▶ _Directions for this task_
Gather up the lines that contain "iamdavidroman".

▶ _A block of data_
__________________________________________________

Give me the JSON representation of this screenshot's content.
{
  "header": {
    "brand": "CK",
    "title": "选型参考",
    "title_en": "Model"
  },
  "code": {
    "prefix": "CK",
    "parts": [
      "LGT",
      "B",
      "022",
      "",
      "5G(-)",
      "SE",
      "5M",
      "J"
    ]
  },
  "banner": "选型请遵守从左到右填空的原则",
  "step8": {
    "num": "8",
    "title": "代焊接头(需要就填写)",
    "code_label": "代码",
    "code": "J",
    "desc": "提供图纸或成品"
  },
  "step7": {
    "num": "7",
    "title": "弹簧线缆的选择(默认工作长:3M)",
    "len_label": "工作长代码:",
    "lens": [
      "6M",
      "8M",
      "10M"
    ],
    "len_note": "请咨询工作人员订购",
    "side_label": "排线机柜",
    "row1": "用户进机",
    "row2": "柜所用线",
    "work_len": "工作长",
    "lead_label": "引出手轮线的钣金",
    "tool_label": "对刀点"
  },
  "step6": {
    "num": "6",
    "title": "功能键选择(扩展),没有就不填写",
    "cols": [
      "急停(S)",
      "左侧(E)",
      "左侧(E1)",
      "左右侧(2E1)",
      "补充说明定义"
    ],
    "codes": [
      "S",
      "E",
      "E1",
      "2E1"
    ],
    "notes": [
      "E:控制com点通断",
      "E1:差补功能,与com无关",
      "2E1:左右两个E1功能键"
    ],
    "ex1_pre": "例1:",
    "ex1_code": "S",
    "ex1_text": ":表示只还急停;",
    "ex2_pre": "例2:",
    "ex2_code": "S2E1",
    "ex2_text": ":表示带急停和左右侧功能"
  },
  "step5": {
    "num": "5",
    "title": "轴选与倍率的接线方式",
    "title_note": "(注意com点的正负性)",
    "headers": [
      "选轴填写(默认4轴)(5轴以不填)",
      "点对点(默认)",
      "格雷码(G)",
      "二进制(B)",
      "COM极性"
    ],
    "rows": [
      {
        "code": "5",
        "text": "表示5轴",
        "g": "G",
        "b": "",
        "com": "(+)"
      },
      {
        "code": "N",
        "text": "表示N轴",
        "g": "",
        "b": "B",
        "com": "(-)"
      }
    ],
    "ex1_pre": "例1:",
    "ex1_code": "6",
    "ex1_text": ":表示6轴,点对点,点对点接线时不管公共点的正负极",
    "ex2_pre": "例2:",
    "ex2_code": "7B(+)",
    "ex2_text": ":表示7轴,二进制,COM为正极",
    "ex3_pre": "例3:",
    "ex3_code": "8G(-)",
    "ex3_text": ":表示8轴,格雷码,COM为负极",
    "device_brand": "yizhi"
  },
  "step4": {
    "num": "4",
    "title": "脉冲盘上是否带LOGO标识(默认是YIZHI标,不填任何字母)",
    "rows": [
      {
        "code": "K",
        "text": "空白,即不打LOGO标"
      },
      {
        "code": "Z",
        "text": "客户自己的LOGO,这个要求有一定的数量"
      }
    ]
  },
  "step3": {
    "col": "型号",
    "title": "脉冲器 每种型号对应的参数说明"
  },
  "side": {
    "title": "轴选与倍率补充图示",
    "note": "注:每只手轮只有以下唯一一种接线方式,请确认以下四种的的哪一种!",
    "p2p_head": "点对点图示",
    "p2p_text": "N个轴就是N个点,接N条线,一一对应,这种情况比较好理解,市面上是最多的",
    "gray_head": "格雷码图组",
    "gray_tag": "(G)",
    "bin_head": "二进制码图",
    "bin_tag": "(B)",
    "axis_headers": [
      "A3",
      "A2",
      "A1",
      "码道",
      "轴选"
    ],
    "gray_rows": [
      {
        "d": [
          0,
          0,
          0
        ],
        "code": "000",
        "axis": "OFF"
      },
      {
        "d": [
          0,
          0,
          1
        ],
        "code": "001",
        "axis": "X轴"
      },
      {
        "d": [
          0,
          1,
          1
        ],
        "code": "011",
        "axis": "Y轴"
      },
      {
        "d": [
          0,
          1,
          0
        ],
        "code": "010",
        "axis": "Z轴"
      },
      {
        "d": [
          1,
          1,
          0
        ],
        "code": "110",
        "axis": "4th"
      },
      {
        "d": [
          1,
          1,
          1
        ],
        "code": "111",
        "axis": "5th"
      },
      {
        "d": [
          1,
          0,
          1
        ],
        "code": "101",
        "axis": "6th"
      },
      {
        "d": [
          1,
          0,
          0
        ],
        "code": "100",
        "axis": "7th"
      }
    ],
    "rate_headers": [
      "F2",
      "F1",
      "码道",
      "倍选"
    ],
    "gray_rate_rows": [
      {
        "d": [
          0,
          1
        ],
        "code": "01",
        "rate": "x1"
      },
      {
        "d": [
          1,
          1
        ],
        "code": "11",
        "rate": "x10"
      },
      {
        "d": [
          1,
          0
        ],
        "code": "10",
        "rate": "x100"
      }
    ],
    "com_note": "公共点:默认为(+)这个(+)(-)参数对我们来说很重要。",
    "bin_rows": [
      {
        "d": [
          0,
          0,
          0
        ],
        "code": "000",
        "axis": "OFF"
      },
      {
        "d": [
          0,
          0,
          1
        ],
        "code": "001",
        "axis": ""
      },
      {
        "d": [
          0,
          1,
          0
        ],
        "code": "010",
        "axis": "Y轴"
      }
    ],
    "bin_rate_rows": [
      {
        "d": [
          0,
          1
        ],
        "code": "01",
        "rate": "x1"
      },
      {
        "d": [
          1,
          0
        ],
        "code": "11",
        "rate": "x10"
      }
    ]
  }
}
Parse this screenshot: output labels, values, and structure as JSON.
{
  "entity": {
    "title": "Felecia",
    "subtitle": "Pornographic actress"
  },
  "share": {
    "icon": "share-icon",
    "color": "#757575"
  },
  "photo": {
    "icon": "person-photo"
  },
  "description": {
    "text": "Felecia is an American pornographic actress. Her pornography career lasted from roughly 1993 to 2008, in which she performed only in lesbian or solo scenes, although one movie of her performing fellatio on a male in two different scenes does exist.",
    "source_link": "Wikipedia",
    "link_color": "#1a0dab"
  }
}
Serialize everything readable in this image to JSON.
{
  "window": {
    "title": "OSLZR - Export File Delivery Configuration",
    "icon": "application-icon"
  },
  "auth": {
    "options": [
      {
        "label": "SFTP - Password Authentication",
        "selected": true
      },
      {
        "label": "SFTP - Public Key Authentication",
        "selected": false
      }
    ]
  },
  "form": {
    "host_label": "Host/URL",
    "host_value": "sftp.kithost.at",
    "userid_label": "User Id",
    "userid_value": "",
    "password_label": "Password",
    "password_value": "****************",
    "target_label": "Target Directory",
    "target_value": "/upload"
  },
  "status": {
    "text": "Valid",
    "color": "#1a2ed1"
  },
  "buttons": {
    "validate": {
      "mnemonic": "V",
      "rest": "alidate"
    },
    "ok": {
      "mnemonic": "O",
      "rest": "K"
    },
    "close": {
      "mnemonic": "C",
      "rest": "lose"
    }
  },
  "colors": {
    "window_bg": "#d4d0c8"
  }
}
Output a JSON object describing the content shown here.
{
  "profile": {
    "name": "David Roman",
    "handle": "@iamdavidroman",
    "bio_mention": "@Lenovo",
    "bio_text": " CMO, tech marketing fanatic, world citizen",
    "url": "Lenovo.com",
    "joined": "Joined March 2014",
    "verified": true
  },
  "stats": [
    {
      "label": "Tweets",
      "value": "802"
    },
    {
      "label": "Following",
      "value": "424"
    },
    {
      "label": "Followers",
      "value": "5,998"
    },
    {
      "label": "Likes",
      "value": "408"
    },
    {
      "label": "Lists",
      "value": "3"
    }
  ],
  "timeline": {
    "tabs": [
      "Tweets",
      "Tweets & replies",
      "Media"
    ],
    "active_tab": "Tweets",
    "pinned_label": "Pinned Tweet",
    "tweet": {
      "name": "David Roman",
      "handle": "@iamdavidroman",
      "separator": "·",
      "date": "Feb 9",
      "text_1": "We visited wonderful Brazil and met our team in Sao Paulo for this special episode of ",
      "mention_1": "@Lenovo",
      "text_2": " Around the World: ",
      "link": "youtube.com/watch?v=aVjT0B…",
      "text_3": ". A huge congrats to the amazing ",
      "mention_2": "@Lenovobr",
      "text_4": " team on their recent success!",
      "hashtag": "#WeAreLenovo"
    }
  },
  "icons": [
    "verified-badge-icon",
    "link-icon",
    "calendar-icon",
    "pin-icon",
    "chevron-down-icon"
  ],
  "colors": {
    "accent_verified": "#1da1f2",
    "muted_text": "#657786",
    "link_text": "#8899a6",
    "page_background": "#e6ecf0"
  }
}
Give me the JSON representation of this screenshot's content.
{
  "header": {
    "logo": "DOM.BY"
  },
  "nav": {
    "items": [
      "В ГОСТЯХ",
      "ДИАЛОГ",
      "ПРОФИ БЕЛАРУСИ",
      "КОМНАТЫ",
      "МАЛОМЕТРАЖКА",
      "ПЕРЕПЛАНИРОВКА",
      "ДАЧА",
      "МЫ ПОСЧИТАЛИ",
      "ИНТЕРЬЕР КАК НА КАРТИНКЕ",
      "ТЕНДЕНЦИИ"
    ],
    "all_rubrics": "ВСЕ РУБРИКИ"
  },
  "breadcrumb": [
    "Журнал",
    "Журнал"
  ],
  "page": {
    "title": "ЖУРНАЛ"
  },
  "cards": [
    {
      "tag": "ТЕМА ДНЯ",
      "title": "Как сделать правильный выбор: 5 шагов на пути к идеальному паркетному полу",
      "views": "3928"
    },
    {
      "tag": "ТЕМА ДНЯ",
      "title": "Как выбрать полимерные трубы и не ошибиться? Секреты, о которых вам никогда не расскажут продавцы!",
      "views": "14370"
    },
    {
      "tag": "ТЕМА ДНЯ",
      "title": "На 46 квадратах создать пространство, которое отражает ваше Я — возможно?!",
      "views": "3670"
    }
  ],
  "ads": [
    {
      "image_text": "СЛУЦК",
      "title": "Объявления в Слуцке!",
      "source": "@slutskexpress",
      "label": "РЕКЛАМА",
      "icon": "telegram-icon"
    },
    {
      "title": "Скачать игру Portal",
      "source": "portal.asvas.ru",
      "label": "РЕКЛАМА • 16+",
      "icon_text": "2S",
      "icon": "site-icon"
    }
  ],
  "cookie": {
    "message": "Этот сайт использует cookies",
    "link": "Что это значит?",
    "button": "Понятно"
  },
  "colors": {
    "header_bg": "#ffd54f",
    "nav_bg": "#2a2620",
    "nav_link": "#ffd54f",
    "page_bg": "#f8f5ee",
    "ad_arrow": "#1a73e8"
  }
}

__________________________________________________

▶ _Full answer_
    "handle": "@iamdavidroman",
      "handle": "@iamdavidroman",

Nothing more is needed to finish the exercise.